### Exercise goal
Return the listing below exactly, with the pictures dropped.

=== Exercise inputs ===

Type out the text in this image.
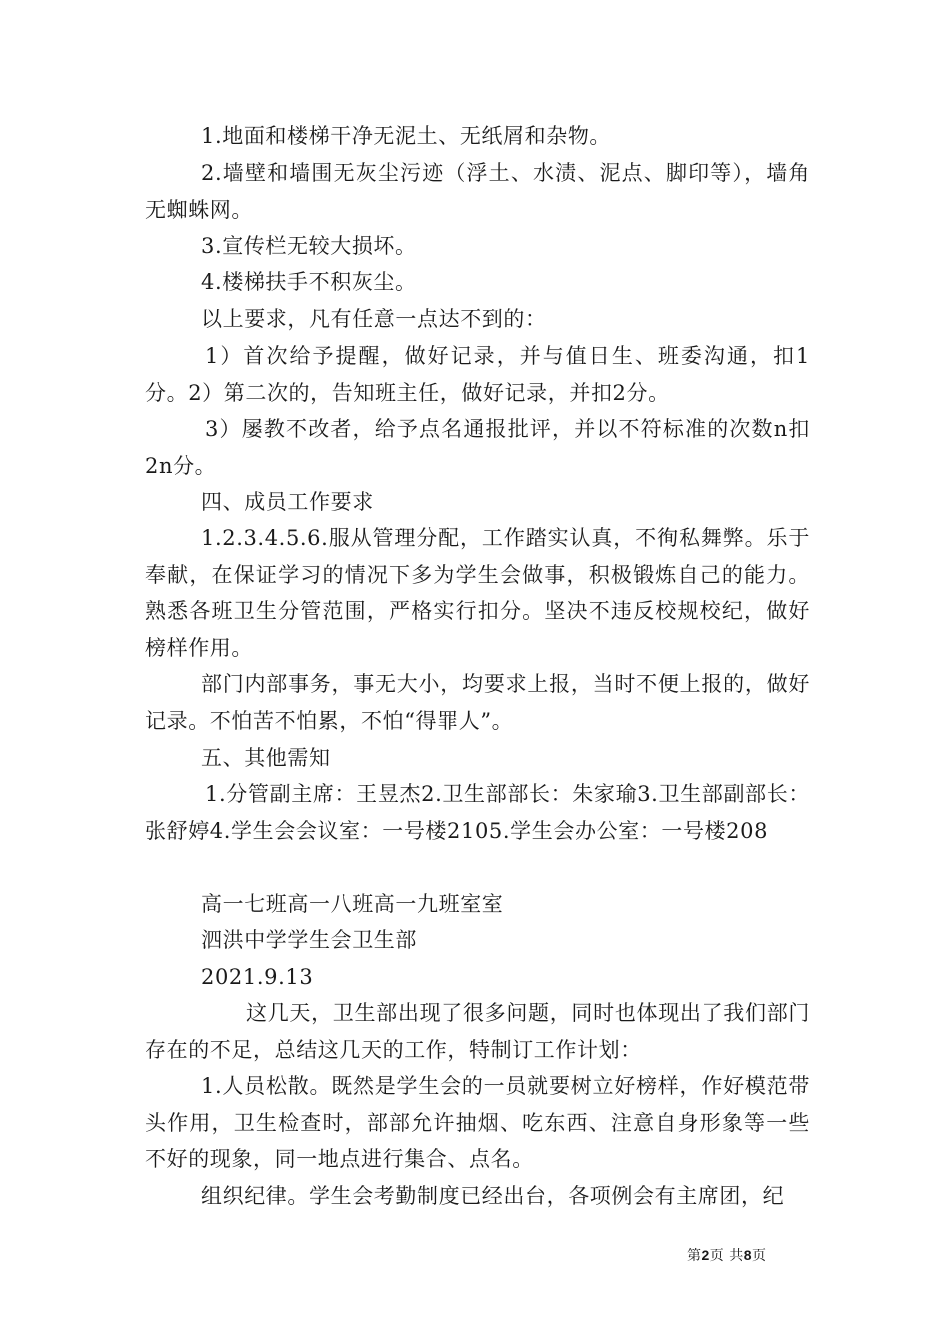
1.地面和楼梯干净无泥土、无纸屑和杂物。

2.墙壁和墙围无灰尘污迹（浮土、水渍、泥点、脚印等），墙角无蜘蛛网。

3.宣传栏无较大损坏。

4.楼梯扶手不积灰尘。

以上要求，凡有任意一点达不到的：

1）首次给予提醒，做好记录，并与值日生、班委沟通，扣1分。2）第二次的，告知班主任，做好记录，并扣2分。

3）屡教不改者，给予点名通报批评，并以不符标准的次数n扣2n分。

四、成员工作要求

1.2.3.4.5.6.服从管理分配，工作踏实认真，不徇私舞弊。乐于奉献，在保证学习的情况下多为学生会做事，积极锻炼自己的能力。熟悉各班卫生分管范围，严格实行扣分。坚决不违反校规校纪，做好榜样作用。

部门内部事务，事无大小，均要求上报，当时不便上报的，做好记录。不怕苦不怕累，不怕“得罪人”。

五、其他需知

1.分管副主席：王昱杰2.卫生部部长：朱家瑜3.卫生部副部长：张舒婷4.学生会会议室：一号楼2105.学生会办公室：一号楼208

高一七班高一八班高一九班室室

泗洪中学学生会卫生部

2021.9.13

这几天，卫生部出现了很多问题，同时也体现出了我们部门存在的不足，总结这几天的工作，特制订工作计划：

1.人员松散。既然是学生会的一员就要树立好榜样，作好模范带头作用，卫生检查时，部部允许抽烟、吃东西、注意自身形象等一些不好的现象，同一地点进行集合、点名。

组织纪律。学生会考勤制度已经出台，各项例会有主席团，纪

第2页 共8页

===

### Answer in full
Type out the text in this image.
1.地面和楼梯干净无泥土、无纸屑和杂物。

2.墙壁和墙围无灰尘污迹（浮土、水渍、泥点、脚印等），墙角无蜘蛛网。

3.宣传栏无较大损坏。

4.楼梯扶手不积灰尘。

以上要求，凡有任意一点达不到的：

1）首次给予提醒，做好记录，并与值日生、班委沟通，扣1分。2）第二次的，告知班主任，做好记录，并扣2分。

3）屡教不改者，给予点名通报批评，并以不符标准的次数n扣2n分。

四、成员工作要求

1.2.3.4.5.6.服从管理分配，工作踏实认真，不徇私舞弊。乐于奉献，在保证学习的情况下多为学生会做事，积极锻炼自己的能力。熟悉各班卫生分管范围，严格实行扣分。坚决不违反校规校纪，做好榜样作用。

部门内部事务，事无大小，均要求上报，当时不便上报的，做好记录。不怕苦不怕累，不怕“得罪人”。

五、其他需知

1.分管副主席：王昱杰2.卫生部部长：朱家瑜3.卫生部副部长：张舒婷4.学生会会议室：一号楼2105.学生会办公室：一号楼208

高一七班高一八班高一九班室室

泗洪中学学生会卫生部

2021.9.13

这几天，卫生部出现了很多问题，同时也体现出了我们部门存在的不足，总结这几天的工作，特制订工作计划：

1.人员松散。既然是学生会的一员就要树立好榜样，作好模范带头作用，卫生检查时，部部允许抽烟、吃东西、注意自身形象等一些不好的现象，同一地点进行集合、点名。

组织纪律。学生会考勤制度已经出台，各项例会有主席团，纪

第2页 共8页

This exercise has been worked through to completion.